THE REQUEST —
Set out each line from the following listing that includes the word "styles".

DATA SECTION —
------------------------------------------------------------

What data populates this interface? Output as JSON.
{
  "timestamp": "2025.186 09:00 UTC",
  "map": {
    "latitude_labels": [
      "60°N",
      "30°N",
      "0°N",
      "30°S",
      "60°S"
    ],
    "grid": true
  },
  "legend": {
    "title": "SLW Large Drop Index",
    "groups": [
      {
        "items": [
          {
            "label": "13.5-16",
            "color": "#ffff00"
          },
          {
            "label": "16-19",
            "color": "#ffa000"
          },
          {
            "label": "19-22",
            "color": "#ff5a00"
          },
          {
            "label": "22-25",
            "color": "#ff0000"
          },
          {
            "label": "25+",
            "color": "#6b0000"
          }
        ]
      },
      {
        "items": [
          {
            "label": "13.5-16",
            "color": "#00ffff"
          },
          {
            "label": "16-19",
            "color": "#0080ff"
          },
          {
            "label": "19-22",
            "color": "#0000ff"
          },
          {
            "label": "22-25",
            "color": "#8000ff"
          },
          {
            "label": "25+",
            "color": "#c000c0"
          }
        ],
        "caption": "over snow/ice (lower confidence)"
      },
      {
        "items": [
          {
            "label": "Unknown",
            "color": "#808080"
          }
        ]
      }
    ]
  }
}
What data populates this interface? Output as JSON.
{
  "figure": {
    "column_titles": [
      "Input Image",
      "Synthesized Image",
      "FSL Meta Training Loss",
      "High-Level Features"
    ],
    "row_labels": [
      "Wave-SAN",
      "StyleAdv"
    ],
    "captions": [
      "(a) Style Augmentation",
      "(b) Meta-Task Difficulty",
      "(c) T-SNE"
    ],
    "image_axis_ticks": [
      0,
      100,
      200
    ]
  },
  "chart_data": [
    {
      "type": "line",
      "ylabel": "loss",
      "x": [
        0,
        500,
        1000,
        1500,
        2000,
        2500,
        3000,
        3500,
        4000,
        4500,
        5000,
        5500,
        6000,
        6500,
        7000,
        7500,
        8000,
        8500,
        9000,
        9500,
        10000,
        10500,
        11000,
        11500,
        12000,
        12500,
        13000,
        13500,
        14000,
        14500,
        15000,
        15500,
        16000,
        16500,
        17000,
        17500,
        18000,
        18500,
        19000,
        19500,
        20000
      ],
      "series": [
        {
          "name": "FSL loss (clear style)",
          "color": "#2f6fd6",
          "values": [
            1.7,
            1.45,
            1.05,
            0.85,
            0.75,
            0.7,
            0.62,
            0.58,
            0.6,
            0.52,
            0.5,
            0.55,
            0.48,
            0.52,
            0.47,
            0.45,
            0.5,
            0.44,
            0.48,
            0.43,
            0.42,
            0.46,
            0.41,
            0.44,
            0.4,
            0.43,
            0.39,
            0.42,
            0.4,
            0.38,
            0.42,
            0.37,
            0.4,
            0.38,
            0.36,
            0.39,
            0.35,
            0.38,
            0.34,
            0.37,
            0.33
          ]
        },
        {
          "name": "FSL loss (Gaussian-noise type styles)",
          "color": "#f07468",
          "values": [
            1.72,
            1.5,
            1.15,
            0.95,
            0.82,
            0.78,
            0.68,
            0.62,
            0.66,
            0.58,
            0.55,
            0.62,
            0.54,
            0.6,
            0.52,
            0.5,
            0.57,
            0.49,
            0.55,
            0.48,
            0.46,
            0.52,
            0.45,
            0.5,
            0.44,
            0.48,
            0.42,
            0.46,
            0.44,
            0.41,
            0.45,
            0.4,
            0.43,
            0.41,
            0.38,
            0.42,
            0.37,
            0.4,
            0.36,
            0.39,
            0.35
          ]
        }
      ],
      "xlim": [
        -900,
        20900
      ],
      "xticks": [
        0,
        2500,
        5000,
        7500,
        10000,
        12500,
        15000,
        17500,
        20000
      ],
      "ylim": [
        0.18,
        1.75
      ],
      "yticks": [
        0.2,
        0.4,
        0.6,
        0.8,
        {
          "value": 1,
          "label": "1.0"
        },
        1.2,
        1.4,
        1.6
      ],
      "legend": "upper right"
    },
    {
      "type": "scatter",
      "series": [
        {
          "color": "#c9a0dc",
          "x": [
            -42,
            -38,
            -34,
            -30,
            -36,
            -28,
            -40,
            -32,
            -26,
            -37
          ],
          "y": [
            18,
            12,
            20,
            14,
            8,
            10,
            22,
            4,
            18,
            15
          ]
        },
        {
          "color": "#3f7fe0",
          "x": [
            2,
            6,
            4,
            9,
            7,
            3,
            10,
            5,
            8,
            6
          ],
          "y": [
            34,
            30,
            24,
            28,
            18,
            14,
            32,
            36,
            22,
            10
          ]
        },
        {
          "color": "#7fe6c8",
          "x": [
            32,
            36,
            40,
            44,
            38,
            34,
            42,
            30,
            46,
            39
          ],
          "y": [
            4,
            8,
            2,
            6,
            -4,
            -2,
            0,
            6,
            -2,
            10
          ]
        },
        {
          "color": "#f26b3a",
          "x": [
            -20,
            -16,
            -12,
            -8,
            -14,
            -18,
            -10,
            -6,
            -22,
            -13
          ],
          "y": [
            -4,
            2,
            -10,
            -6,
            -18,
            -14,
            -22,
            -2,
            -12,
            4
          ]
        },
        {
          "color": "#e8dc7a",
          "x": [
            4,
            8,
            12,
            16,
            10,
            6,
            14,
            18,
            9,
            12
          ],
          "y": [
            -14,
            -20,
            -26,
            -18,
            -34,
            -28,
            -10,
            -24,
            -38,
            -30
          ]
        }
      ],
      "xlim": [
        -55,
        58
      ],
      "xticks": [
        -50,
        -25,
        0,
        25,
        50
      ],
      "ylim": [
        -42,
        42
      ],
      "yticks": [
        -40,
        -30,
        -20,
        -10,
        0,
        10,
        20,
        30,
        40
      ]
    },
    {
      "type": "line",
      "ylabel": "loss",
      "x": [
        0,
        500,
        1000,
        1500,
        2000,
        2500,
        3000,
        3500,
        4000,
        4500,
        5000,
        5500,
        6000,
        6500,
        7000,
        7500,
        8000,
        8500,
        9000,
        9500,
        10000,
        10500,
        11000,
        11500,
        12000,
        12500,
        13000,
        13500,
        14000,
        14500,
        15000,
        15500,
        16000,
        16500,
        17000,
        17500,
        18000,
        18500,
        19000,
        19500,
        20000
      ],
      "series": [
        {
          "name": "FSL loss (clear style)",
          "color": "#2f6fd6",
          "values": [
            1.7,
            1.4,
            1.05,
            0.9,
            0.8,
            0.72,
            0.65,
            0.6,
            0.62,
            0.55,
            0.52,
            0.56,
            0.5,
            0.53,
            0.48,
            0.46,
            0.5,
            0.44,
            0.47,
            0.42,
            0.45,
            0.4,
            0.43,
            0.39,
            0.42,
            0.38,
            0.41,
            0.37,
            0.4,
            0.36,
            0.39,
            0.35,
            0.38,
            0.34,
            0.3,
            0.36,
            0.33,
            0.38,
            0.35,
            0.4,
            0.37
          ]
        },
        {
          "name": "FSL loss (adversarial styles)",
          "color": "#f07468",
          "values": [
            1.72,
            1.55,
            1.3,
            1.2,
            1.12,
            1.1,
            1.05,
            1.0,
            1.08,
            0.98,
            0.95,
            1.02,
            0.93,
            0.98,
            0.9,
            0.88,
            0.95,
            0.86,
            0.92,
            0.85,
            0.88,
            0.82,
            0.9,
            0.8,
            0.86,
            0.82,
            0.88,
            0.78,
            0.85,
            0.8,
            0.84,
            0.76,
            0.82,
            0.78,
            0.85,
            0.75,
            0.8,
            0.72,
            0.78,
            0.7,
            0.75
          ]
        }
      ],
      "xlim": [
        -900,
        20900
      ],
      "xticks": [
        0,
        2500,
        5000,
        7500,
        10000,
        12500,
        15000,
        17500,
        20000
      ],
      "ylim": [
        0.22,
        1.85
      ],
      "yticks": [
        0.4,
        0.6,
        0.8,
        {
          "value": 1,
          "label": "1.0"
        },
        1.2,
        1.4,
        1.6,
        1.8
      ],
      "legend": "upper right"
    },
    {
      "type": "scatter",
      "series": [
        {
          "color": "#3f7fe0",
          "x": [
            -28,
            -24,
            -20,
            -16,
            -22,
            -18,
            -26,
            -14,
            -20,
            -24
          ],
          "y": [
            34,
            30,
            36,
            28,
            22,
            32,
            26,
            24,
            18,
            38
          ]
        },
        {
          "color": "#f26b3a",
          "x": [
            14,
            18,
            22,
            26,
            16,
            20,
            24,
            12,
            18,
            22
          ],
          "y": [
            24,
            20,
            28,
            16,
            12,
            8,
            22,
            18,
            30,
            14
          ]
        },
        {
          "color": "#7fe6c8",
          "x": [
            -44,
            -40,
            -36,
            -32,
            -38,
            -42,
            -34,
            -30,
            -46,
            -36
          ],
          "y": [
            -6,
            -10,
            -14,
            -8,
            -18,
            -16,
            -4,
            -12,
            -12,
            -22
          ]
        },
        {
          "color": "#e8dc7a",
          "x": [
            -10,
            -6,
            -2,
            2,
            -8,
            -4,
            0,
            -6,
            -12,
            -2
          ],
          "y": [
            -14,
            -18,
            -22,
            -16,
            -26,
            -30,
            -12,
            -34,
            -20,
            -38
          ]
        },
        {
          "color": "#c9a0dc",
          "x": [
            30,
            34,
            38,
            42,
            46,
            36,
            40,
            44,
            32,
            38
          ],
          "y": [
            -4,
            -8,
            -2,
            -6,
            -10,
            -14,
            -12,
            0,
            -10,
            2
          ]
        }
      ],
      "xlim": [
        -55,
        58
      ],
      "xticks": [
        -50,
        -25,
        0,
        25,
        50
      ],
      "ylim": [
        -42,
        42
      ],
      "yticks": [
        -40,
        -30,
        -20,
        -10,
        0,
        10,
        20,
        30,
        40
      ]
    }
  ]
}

------------------------------------------------------------

FINISHED TASK —
          "name": "FSL loss (Gaussian-noise type styles)",
          "name": "FSL loss (adversarial styles)",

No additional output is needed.